TEXT:
• • • • • • •
With the Paris Conference of the Parties to the UN Framework Convention on Climate Change due to get underway as this edition goes to press, we cannot yet know how the surging call for ‘climate justice’ will have been advanced by the time you read this – if at all. What is clear, and likely to remain so, however, is that the work of meeting the inexorable demands of those dispossessed by climate change, and those in the anteroom of dispossession, has barely begun. This edition of the Journal of Human Rights and the Environment features a rich range of analysis, theoretical inquiry and practical suggestion that will prove of immense help, perhaps most especially once the clamour of climate justice demands reaches a pitch that can no longer be ignored. The edition places climate justice in the context of the broader terrain of ‘environmental justice’ and human rights, and publishes the views of a select group of scholars addressing both the big picture and the policy detail.
Setting the scene, Upendra Baxi canvasses a family of ideas characteristic of contemporary justice concerns. He identifies these as three ‘theories’ – of global justice, environmental justice and climate justice respectively.
Locating ‘global justice’ largely within the recent surging cosmopolitan literature (though he distinguishes utilitarian and deontological strains in passing), Baxi notes that the principal concern in these theories is neither with inter-state settlement of conflict, nor with intra-state distributive justice, but with cross-border distributive dilemmas. Human rights feature in contemporary global justice accounts, but not primarily – Baxi perceptively observes – by reference to international human rights law; instead it is the ‘moral idea of human rights’ that animates these theorists. And yet, while divided on which particular justice questions ought to be foregrounded, theorists of global justice are apparently united, he notes, in their ‘determination to keep the number and nature of moral rights as human rights to as few as possible’. For Baxi, the rise of the Anthropocene ‘aggravates the tasks of global distributive justice’, making it increasingly difficult to ignore not only the striking injustice of the incoming climatic ordering, but also raising the stakes for older calls for redress – for the wrongs of ‘colonization and imperialism of the Westphalian, and contemporary, Cold War and war on “terror” eras’. Climate justice – in its first oblique appearance here – is suffused with the claim of the past on the present.
For Baxi, ‘environmental justice’ involves the recognition of environmental ‘problems’ – waste, pollution, ecosystem degradation – as affecting socially vulnerable and marginalized persons and peoples in particular, and of the role of racism in allocating the burdens of environmental damage. This still recent tradition has added ‘to the notion of justice also that of fair and equal participation of the impoverished and the indigenous peoples and concepts of fair procedural justice’. Baxi mentions in passing the cognate notion of sustainable development, suggesting that it is ‘more a matter of policies of governance … than an agendum of justice’. Crucially, however, he insists that environmental justice must always co-exist with the axiom that there is ‘no development without destruction’, that some degree of development is not only ‘inevitable but … also just’, and that therefore, that ‘some “moral loss” is always entailed when we [enter] the secular theologies of “development”, “free markets”, or “post-development”’. The question for environmental justice, then, is where to draw the line: ‘Is moral loss always to be borne as the costs of development by the communities of the worst-off in all societies?’
Turning properly, then, to ‘climate justice’, and citing Stephen Gardiner, Baxi proposes that climate change presents a ‘perfect moral storm’, in which ‘even if the difficult ethical questions could be answered, we might still find it difficult to act. For the storm makes us extremely vulnerable to moral corruption’. Theories of climate justice must deal with the existing set of global and environmental justice concerns and add to these complexities of climate responsibilities and burden-sharing. Existing justice principles cannot yet achieve ‘the political urgency that global climate change … summons’. In the meantime, ‘[t]he overarching factor and context now is to discover new ways of building our concerns with human well-being, capabilities and flourishing in ways that enhance species survival’. Again and again, Baxi returns to principles of harm – and to ‘no harm’ principles. ‘Never before’, he mourns, ‘was the imperative to relate theory to practice felt to be so pressing’.
• • • • • • •
TASK LIST:
• 1. Can you return the portion of the climate justice text starting at "Setting the scene, Upendra" and ending at "climate justice respectively.", copied word for word?
• 2. What comes next in the climate justice text? Supply the next part, picking up after its final sentence.

Layout element entries:
• • • • • • •
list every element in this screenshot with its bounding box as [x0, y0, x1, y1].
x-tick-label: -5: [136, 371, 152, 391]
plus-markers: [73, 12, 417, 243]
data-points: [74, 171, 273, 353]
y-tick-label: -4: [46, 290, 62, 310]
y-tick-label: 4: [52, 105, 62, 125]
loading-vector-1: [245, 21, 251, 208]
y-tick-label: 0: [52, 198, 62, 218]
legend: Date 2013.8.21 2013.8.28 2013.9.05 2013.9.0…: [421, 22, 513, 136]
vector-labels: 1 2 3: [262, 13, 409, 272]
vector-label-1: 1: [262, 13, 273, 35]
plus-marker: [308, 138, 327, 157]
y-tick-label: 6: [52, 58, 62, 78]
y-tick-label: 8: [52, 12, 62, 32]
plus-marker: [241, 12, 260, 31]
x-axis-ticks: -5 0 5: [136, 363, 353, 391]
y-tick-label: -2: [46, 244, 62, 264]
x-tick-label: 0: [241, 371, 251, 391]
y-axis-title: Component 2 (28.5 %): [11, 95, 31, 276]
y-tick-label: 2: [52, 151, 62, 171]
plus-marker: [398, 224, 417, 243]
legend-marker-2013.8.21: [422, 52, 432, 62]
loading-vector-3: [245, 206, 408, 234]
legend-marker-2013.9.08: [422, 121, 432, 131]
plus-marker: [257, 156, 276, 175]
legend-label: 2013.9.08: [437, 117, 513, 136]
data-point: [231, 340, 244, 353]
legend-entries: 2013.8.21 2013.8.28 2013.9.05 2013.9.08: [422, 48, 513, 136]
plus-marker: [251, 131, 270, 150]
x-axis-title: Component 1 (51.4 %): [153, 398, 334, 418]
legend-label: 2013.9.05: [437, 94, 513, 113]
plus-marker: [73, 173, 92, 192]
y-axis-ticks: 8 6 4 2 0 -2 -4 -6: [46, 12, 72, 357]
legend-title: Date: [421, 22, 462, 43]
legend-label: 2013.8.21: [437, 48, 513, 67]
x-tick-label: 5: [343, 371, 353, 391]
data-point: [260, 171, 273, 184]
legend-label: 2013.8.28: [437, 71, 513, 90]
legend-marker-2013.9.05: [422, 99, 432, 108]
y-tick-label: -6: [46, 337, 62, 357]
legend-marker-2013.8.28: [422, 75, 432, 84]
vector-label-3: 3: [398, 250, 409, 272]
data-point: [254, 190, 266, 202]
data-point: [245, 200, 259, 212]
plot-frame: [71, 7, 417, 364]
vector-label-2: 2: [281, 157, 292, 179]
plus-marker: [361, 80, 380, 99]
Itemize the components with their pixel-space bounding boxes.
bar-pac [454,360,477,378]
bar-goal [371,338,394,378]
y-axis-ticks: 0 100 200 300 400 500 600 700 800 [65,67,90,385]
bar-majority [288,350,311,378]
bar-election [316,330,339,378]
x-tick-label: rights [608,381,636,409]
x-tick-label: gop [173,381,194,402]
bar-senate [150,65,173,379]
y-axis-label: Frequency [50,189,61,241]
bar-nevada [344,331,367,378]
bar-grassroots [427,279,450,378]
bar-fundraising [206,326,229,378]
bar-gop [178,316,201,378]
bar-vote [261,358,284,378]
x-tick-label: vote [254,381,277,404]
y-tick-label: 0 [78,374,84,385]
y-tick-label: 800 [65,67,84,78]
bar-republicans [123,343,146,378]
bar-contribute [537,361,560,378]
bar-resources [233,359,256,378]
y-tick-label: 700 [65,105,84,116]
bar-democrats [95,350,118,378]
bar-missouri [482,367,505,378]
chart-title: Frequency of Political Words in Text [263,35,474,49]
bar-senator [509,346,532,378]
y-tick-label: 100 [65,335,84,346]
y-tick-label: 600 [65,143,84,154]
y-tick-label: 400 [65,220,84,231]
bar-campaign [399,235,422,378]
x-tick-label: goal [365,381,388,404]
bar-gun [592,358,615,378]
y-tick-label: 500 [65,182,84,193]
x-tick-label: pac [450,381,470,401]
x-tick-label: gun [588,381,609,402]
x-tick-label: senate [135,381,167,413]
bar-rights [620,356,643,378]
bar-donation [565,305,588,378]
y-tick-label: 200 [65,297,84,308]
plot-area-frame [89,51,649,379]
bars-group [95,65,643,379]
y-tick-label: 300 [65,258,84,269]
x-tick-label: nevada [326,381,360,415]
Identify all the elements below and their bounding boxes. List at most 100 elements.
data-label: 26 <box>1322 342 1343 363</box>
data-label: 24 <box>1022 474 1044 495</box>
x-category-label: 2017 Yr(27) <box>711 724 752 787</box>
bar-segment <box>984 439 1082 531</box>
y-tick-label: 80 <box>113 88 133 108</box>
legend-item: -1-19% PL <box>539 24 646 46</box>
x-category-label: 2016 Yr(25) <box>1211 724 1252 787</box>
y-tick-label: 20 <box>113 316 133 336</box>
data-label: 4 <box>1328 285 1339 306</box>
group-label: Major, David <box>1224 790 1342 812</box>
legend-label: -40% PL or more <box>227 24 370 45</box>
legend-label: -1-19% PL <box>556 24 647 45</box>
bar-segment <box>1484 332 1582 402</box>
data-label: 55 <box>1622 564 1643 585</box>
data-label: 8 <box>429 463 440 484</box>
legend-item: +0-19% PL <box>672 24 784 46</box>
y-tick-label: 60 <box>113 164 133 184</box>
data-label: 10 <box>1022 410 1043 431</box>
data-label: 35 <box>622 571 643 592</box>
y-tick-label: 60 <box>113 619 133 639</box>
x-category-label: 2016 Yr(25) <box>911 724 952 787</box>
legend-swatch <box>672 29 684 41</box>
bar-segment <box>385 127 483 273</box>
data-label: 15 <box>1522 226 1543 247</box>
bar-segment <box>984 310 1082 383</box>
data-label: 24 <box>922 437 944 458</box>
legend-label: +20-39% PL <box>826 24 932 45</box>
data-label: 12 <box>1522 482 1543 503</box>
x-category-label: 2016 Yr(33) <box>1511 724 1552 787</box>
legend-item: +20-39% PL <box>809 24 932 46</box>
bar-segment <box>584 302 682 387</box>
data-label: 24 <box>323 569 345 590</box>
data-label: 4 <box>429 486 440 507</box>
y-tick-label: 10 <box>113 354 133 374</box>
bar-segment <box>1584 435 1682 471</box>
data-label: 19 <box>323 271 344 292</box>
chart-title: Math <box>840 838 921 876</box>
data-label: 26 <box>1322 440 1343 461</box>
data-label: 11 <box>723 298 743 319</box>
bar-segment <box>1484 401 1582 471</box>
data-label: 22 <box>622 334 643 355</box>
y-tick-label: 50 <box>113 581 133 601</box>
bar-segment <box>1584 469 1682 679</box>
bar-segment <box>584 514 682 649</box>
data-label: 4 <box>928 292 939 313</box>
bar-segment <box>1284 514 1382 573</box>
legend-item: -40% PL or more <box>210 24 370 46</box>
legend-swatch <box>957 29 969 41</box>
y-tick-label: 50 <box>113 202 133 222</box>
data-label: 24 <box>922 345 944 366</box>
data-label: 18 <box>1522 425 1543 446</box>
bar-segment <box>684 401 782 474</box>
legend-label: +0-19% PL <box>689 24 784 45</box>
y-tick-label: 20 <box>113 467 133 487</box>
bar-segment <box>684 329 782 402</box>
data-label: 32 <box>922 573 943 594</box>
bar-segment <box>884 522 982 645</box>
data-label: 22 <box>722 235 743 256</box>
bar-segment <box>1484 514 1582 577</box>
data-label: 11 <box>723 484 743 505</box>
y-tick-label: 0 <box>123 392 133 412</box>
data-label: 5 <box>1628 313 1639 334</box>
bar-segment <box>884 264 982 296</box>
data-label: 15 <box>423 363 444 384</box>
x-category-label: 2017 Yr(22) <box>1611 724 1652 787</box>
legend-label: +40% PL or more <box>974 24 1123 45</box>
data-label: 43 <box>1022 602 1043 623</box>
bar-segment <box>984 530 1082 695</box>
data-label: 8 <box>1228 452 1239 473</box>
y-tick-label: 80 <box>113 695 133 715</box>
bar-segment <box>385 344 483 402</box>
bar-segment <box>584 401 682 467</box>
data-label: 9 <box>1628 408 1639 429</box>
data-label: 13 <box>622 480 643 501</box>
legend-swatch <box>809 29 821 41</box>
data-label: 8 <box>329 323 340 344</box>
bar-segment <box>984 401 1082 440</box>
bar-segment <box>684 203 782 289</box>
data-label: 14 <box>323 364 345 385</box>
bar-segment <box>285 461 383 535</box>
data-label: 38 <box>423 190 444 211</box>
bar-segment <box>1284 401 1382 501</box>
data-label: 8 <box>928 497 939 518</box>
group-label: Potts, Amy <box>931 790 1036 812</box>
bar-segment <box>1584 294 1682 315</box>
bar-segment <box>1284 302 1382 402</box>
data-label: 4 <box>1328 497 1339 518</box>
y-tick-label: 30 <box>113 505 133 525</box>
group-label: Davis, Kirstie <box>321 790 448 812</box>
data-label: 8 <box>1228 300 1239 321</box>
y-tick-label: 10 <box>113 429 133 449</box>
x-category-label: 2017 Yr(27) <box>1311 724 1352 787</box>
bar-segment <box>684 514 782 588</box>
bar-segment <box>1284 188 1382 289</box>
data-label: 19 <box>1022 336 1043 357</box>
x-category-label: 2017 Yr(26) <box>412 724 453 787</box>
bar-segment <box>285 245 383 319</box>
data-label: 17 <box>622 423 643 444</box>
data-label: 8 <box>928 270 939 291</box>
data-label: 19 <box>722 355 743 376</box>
• • • • • • •
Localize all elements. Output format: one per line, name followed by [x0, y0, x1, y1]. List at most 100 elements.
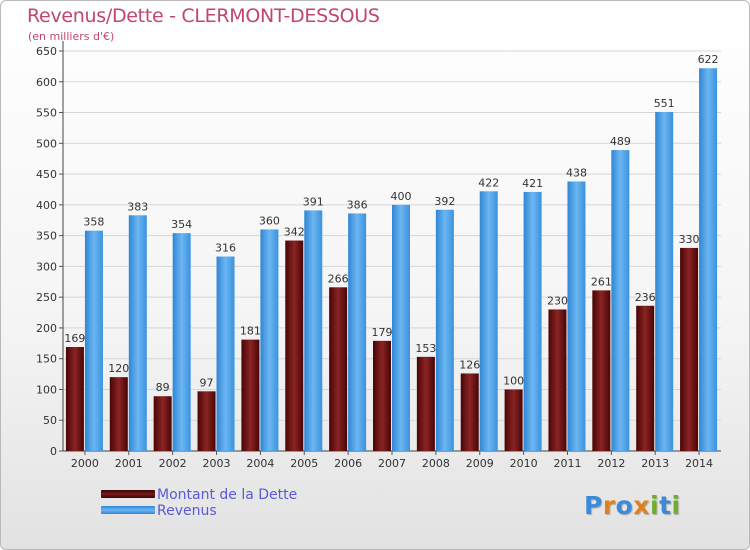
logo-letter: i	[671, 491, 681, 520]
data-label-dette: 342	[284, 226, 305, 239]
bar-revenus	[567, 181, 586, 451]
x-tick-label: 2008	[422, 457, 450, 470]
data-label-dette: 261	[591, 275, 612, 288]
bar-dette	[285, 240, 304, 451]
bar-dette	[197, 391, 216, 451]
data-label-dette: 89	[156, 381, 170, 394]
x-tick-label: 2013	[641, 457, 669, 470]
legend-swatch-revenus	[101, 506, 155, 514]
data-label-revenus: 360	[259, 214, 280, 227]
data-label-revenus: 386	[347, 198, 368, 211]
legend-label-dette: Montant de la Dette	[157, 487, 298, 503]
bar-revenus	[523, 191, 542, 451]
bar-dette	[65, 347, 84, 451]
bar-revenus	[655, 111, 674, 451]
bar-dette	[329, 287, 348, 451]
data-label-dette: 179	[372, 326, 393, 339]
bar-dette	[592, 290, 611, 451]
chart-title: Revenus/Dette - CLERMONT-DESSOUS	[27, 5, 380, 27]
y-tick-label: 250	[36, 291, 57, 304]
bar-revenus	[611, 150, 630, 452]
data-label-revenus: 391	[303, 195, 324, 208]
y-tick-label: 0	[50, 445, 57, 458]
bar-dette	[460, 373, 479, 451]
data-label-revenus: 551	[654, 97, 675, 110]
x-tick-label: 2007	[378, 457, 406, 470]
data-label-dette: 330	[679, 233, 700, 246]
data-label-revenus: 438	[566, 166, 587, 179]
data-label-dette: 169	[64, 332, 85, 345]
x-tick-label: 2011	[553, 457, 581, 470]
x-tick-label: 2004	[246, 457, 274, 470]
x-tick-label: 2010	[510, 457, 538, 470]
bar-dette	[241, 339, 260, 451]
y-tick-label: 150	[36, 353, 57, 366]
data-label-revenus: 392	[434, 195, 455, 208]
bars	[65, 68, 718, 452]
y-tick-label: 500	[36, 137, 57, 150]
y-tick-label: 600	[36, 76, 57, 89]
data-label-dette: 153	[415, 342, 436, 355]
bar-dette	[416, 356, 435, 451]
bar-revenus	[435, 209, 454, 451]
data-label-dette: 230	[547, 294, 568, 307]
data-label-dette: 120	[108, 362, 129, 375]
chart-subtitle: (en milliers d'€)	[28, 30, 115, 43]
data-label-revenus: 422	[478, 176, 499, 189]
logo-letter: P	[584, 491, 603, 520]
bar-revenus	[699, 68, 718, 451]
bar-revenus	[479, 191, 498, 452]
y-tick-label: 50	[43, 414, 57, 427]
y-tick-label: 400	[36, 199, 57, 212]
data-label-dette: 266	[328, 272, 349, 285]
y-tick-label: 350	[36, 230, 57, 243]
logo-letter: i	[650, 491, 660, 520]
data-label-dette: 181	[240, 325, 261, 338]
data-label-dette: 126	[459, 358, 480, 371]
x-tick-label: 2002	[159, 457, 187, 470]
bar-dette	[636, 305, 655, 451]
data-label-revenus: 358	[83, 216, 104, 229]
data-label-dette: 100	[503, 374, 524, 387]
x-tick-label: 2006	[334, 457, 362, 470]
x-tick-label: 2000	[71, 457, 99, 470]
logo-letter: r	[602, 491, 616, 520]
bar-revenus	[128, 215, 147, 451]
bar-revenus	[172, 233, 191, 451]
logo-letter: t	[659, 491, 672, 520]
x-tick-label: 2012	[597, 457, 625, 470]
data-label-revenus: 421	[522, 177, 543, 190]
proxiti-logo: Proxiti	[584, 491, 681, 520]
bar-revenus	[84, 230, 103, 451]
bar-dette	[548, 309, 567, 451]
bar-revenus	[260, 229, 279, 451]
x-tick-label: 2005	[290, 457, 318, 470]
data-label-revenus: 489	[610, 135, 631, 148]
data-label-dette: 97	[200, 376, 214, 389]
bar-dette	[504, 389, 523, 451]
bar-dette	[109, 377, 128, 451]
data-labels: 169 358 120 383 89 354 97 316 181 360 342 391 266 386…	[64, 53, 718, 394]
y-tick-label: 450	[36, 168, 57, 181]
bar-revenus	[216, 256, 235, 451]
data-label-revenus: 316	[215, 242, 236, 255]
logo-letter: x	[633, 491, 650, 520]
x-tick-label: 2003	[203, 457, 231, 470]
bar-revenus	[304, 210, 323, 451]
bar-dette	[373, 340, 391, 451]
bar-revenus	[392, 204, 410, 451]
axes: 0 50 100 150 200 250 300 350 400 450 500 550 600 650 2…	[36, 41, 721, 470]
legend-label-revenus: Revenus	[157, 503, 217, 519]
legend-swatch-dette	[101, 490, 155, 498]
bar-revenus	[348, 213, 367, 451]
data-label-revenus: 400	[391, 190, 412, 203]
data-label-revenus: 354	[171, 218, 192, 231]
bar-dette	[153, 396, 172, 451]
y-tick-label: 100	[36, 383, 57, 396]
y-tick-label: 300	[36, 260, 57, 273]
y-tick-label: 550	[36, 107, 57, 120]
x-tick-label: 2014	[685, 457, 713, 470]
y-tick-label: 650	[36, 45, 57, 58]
• • • • • • •
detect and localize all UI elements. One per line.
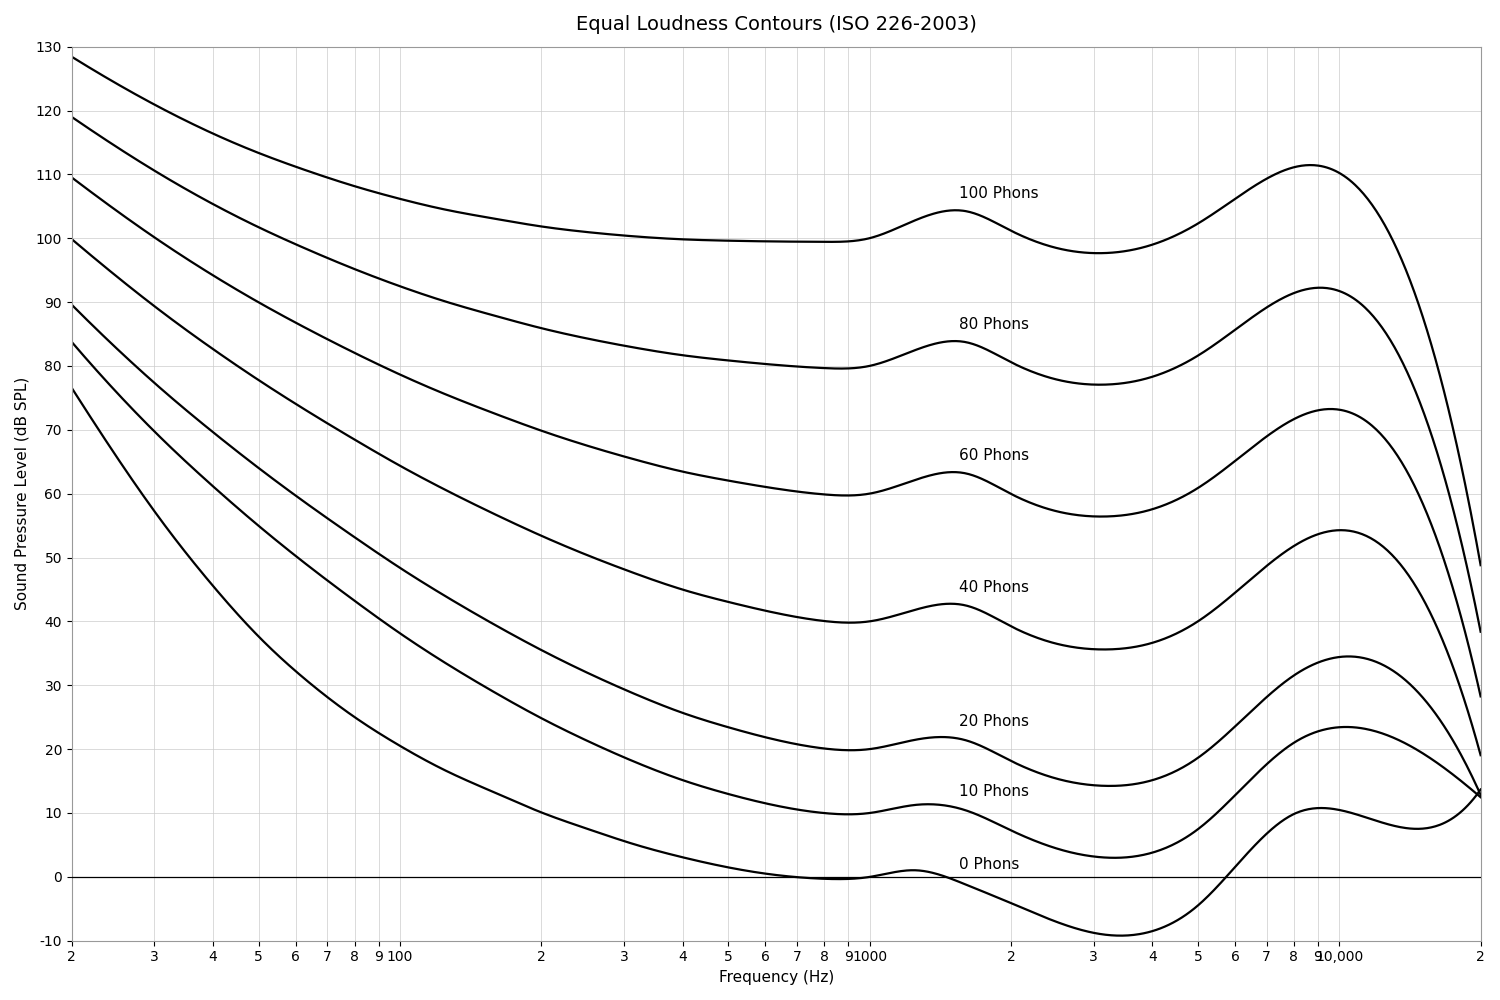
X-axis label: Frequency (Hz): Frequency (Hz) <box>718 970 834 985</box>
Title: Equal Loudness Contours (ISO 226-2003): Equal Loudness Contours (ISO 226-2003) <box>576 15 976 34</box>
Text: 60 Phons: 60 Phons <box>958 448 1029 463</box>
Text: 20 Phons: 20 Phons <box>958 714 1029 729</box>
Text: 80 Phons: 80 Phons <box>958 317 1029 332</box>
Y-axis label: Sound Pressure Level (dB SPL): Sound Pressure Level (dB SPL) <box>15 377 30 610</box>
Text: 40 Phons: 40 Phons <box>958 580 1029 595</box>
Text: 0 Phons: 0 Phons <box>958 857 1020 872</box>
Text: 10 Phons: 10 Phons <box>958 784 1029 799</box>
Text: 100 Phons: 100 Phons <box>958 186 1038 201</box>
• • • • • • •
THE RESULTS:
• 1.
Setting the scene, Upendra Baxi canvasses a family of ideas characteristic of contemporary justice concerns. He identifies these as three ‘theories’ – of global justice, environmental justice and climate justice respectively.

• 2.
Baxi's is a royal road through numerous complex theories of justice and human rights, and few of the lay-bys are left unexplored. However, he pulls the reins at the cusp of the Anthropocene. Climate justice ought to avoid anthropomorphism, he observes. And yet it is not at all clear how this should be done. Where should the line be drawn? Some form of ‘planetary loyalty’? Or should our ‘care’ extend to ‘the normative protection of all lifeforms and lifeworlds on planet Earth – and life wherever found in other galaxies’? Of course, no such ethics exists. This may be the inherent drawback of the Anthropocene as a frame: once we have drawn our gaze back to the geologic, how are we supposed to maintain any ethics at all? Even if we restrict our gaze to ‘all of humanity’ we are immediately faced with the fact that human rights do not – cannot – end with the lengthy list of the lex lata. There is always also a background human right, the meta-ethical right, to do ‘moral wrong’, as Baxi puts. ‘In a capitalist and market society and economy, where exploitation is the rule and emancipation a utopia, the human right to a free competition signifies a right to cause harm to innocent and vulnerable others’. There is no escaping harm, it seems. Whose rights, then, prevail, and against whom? Baxi abstracts the question by turning his gaze to the ‘infinity’ of future generations, to whom an exponentially growing burden is passed from one generation to the next. ‘Is an infinite justice obligation any ethical obligation at all?’ Baxi's contribution exceeds the terms ‘rich’ and ‘fertile’ – and throughout his analysis he is faithful to the maxim he introduces at the close: ‘Thinking about climate change justice requires “epistemic insubordination”, not semiotic enchantment – or worse still “semiotic enslavement”’.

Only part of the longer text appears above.